Source records
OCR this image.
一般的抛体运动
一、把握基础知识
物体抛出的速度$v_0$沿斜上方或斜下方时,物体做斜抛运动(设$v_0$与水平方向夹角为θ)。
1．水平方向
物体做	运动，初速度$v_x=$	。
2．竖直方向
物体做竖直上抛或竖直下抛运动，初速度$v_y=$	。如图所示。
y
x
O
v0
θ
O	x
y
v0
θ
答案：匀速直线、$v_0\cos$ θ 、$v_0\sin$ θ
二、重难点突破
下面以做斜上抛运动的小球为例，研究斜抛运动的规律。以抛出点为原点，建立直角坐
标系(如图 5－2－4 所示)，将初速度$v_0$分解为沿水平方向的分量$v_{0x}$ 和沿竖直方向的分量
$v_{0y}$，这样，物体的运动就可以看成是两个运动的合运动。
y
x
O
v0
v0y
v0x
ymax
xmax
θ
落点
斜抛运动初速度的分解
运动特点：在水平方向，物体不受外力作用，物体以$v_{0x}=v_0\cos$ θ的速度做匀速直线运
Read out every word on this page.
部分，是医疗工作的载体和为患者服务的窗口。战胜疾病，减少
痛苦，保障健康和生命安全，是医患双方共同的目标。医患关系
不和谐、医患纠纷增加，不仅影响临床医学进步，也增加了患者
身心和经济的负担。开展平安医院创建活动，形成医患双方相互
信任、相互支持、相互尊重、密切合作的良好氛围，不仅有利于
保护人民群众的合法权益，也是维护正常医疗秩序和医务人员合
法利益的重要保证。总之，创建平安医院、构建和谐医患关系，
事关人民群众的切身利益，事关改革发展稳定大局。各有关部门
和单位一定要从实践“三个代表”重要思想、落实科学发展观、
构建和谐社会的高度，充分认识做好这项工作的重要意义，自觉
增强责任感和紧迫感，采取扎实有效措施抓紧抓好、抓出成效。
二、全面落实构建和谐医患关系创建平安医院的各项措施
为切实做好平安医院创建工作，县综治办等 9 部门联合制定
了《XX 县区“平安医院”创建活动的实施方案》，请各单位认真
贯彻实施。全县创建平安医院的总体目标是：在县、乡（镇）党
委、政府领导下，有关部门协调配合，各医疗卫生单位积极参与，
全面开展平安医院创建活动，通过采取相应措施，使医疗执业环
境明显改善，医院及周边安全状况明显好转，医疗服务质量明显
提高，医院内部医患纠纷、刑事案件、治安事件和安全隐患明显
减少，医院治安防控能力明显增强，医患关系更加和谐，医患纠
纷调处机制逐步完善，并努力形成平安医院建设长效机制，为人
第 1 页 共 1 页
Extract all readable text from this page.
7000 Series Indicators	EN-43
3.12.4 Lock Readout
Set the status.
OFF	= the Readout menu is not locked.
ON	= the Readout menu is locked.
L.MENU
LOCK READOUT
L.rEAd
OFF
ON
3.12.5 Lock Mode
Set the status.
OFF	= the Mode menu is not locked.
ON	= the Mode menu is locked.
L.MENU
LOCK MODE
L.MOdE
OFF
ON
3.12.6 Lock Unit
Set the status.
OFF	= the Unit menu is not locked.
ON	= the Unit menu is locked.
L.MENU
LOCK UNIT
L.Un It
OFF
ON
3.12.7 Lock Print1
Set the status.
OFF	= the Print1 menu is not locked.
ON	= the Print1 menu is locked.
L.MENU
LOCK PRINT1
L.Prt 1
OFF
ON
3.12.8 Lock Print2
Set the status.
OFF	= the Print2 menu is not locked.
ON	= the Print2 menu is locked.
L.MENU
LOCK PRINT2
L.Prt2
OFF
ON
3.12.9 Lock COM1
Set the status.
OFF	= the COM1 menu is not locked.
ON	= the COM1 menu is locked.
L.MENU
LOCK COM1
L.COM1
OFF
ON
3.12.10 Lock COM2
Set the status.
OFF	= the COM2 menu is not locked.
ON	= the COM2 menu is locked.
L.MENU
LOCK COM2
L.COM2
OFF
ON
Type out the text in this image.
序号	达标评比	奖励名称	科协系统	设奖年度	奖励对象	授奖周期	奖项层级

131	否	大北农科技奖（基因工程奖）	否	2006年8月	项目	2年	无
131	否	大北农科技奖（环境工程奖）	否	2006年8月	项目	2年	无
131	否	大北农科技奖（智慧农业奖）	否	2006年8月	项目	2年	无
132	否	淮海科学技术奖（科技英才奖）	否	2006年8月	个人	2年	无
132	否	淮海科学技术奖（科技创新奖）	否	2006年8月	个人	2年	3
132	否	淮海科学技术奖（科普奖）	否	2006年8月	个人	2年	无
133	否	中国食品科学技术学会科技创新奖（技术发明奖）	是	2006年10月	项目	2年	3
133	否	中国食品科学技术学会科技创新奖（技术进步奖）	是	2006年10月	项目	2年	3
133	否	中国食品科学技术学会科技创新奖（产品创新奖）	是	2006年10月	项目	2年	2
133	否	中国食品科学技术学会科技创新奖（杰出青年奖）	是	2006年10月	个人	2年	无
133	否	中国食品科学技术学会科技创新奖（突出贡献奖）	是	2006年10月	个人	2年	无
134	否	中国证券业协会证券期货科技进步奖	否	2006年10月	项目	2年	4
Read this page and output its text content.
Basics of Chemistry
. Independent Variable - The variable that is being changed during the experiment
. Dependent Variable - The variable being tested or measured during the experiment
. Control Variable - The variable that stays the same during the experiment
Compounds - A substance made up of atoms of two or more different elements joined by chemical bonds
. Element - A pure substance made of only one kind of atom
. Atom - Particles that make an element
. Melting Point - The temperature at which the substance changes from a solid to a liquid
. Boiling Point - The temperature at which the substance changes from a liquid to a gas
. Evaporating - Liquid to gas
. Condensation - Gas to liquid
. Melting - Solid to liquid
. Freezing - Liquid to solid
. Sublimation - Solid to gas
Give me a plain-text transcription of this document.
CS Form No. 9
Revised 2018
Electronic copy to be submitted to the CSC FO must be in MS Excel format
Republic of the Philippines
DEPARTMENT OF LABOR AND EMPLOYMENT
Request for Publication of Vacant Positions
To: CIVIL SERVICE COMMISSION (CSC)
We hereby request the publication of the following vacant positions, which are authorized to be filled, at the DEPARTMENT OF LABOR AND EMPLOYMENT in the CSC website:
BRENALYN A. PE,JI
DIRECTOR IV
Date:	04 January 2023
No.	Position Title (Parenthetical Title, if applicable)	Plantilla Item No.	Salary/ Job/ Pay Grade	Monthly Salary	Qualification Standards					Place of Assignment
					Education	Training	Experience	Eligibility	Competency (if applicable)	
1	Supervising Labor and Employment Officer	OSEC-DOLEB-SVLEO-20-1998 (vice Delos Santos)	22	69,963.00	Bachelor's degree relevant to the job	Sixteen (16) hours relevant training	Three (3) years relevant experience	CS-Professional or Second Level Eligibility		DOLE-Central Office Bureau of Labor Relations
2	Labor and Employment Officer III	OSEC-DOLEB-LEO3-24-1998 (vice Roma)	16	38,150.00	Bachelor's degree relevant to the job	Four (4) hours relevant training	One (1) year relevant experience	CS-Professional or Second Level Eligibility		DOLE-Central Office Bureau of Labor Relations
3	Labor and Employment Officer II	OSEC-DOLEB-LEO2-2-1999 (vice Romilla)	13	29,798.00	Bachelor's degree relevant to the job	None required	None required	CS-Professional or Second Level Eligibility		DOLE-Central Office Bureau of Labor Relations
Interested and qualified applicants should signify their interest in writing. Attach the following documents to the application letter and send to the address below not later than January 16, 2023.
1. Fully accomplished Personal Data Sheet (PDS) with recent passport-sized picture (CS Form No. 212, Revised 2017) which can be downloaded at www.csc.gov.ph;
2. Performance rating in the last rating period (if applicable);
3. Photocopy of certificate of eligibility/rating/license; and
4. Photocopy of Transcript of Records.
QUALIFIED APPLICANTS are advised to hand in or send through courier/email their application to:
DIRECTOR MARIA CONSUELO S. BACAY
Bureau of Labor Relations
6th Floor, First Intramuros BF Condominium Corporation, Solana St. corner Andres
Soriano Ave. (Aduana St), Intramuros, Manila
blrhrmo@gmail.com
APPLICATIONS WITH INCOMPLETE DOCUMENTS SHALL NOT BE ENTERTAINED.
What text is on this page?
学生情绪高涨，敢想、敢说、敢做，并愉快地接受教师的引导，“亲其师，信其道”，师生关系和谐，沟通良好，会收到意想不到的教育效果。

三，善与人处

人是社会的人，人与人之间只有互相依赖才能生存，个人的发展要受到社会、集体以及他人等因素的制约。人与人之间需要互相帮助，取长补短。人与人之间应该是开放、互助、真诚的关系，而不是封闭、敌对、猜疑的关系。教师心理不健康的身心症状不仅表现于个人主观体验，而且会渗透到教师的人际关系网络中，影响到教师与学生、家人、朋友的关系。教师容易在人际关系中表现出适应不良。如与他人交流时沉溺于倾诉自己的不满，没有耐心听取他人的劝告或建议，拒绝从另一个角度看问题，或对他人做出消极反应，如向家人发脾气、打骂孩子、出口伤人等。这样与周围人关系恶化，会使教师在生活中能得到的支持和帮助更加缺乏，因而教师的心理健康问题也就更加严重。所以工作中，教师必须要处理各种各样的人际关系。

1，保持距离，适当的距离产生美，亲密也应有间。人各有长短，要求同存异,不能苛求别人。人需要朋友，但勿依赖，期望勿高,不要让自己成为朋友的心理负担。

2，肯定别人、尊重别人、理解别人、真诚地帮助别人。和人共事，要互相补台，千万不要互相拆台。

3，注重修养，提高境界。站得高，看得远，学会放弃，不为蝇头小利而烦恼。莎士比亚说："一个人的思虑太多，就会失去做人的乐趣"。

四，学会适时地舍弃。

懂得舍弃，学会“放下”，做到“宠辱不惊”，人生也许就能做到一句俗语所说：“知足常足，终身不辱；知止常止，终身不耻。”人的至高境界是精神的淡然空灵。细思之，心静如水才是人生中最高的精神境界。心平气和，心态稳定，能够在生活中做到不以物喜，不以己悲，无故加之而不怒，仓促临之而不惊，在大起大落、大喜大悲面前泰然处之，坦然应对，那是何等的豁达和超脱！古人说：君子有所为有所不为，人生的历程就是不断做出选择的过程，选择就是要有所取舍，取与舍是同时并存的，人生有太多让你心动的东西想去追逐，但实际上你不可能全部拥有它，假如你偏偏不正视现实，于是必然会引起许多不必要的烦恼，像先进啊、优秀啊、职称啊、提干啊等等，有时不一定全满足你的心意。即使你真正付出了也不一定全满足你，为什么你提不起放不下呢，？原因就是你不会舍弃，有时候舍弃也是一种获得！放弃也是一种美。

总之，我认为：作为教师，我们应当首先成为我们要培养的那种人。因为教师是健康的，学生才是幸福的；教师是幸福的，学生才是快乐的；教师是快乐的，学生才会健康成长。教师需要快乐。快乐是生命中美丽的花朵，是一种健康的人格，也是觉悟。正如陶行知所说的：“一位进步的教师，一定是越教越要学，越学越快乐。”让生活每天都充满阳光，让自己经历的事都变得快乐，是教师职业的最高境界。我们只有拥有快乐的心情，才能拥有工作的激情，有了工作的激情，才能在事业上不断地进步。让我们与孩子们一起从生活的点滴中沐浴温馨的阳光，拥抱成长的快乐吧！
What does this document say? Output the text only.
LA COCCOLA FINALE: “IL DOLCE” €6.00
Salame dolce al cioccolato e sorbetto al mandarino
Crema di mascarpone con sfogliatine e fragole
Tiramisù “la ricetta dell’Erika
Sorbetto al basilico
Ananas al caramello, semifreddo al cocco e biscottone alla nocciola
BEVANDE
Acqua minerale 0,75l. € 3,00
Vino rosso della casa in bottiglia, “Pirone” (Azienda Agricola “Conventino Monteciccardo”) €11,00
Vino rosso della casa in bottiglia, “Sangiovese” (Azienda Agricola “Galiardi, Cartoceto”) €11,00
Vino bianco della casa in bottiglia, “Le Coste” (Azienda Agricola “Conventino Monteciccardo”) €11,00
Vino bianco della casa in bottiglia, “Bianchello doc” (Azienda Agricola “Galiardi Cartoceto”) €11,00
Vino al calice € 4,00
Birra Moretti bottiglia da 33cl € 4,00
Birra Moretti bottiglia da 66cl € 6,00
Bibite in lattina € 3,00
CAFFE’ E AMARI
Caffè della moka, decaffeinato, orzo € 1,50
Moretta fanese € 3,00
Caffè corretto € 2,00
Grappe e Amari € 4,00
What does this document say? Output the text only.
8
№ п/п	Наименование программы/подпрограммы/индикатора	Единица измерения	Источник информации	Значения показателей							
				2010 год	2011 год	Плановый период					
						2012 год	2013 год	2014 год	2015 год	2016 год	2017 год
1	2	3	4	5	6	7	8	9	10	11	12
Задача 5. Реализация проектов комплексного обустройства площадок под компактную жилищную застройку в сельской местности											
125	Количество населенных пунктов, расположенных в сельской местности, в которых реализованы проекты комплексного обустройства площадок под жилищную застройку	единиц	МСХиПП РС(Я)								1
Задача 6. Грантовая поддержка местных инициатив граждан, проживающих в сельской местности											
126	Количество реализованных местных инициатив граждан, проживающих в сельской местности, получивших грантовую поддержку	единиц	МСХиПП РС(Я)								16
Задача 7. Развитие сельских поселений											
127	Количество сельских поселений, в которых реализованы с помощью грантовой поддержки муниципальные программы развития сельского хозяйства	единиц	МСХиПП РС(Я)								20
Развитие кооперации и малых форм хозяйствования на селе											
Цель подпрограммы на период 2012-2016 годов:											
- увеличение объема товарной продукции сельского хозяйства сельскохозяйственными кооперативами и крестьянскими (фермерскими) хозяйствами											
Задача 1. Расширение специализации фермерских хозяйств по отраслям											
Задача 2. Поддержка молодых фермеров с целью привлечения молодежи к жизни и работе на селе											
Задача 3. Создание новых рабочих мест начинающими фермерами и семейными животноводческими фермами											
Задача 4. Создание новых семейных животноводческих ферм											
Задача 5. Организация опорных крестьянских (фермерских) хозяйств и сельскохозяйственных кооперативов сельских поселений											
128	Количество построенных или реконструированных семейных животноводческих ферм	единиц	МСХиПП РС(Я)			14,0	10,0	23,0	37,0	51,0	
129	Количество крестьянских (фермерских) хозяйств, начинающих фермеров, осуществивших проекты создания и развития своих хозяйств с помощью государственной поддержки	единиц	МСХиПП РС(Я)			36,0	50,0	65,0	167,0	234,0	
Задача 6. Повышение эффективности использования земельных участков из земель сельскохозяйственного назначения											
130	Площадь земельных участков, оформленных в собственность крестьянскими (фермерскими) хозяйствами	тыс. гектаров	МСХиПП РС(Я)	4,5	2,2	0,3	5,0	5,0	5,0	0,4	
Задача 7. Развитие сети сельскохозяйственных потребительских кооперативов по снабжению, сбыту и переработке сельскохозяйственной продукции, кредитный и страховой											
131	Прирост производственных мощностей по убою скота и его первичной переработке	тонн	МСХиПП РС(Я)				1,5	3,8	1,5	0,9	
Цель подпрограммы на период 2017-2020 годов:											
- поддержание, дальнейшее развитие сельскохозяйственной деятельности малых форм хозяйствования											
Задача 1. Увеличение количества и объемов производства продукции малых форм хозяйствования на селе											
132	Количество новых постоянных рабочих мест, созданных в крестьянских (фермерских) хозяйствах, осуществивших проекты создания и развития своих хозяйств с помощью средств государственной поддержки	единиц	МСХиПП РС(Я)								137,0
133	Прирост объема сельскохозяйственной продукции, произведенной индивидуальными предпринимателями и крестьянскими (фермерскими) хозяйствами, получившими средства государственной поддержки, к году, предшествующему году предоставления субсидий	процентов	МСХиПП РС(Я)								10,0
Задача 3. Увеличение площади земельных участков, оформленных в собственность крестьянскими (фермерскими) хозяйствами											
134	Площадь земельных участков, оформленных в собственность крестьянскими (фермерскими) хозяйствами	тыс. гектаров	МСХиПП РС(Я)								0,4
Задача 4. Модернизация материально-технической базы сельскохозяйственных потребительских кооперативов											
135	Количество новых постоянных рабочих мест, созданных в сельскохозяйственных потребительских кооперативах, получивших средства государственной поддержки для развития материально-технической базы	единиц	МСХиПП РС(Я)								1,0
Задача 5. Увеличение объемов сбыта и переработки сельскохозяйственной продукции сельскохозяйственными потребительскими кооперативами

# [SET PROBLEM]
Identify every line where the string "местных" appears.

# [COMPLETE ANSWER]
Задача 6. Грантовая поддержка местных инициатив граждан, проживающих в сельской местности											
126	Количество реализованных местных инициатив граждан, проживающих в сельской местности, получивших грантовую поддержку	единиц	МСХиПП РС(Я)								16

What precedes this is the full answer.